* Set exercise 1:
Answer these from the text on network architectures:
(a) What method trains all the student and teacher agents?
(b) For navigation tasks, what is the size of the LSTM in the student architecture?
(c) How many dimensions did the latent task space have in the experiments?
* Set exercise 2:
Carry on the text on network architectures, starting after its final sentence.
##### Source text #####
C.2 NETWORK ARCHITECTURES

All the student and teacher agents are trained with PPO Schulman et al. (2017) .

Student Architecture

For CarRacing, we use the same student architecture as Jiang et al. (2021a) . The architecture consists an image embedding module composed of 2D Convolutions with square kernels of sizes 2,2,2,2,3,3, stride lengths 2,2,2,2,1,1 and channel outputs of 8, 16, 64, 128, 256 stacked together. The image embedding is of size 256 and is passed through a Fully Connected (FC) layer of 100 hidden units and then passed through ReLU activations. This embedding is then passed through two FC with 100 hidden neurons, and then a softplus layer, and finally added to 1 for the beta distribution used for the continuous action space. Further details can be found in Jiang et al. (2021a) . For navigation tasks, we use the same student architecture as Dennis et al. (2020) . The observation is a tuple with a 5 × 5 × 3 grid observation and a direction integer in [0 -3]. The grid view is fed to a convolutional layer with kernels of size 3 with 16 filters and the direction integer is passed through a FC with 5 units. This is followed by an LSTM of size 256, and then to two FC layers with 32 units, which connect to the policy outputs. The value network uses the same architecture.

Teacher Architecture

For CarRacing, CLUTR teacher takes a random noise and generates a continuous vector, i.e., the latent task vector. We pass the random noise through a feed-forward network with one hidden layer of 8 neurons as the teacher. The output of this layer is fed through two separate fully-connected layers, each with a hidden size of 100 and an output dimension equal to the latent space dimension, followed by soft plus activations. We then add 1 to each component of these two output vectors, which serve as the α and β parameters respectively for the Beta distributions used to sample each latent dimension. In our experiments, we used a 64-dimensional latent task space. For Minigrid experiments, we use a network architecture similar to Dennis et al. (2020) but take only the random noise as input. The adversary network generates discrete actions, but we map them to real numbers to feed into the VAE decoder.
##### Source material #####
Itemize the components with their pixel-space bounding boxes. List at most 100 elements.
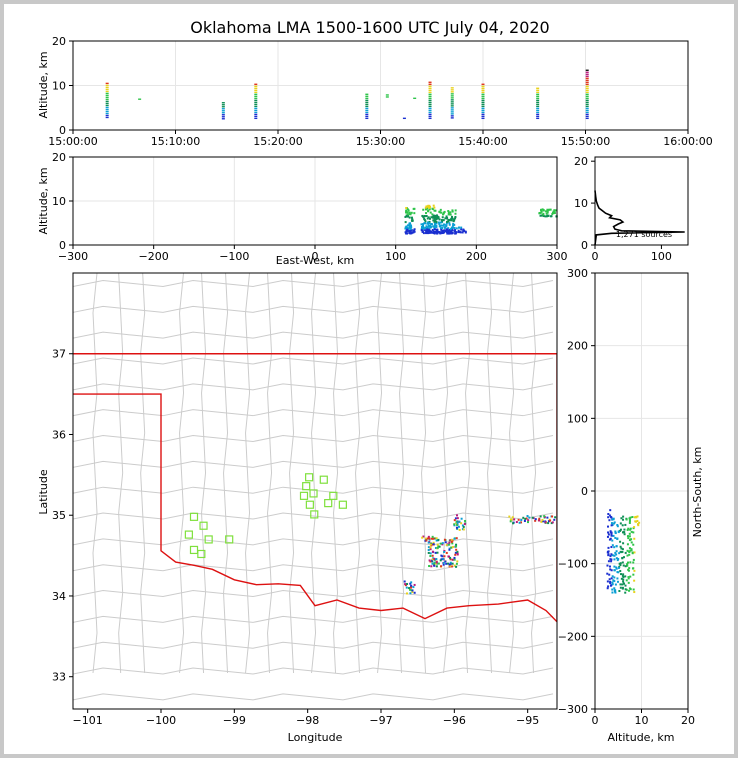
#####
* Expected answer 1:
(a) PPO (Schulman et al., 2017)
(b) 256
(c) 64

* Expected answer 2:
VAE architecture

We use the architecture proposed in Bowman et al. (2015) . We use a word-embedding layer of size 300 with random initialization. The encoder comprises a conditional 'Highway' network followed by an LSTM. The Highway network is a two-staged network stacked on top of each other. Each stage computes σ (x) ⊙ f (G(x)) + (1 -σ(x)) ⊙ Q(x) , where x is the inputs to each of the highway network stages, G and Q is affine transformation, σ(x) is a sigmoid non-linearization, and ⊙ is element-wise multiplication. G and Q are feed-forward networks with a single hidden layer with equal input and output dimensions of 300, equal to the word-embedding output dimension. We use ReLU activation as f . The highway network is followed by a bidirectional LSTM with a single layer of 600 units. The LSTM outputs are passed through linear layer of dimension 64 to get the VAE mean and log variance. The mean vectors are passed through a hyperbolic tangent activation and for the navigation tasks linearly scaled in [-4, 4] . The decoder takes in latent vectors of dimension 64 and passes through a bidirectional LSTM with two hidden layers of size 800 and follows it by a linear layer with size equaling the parameter vector dimension.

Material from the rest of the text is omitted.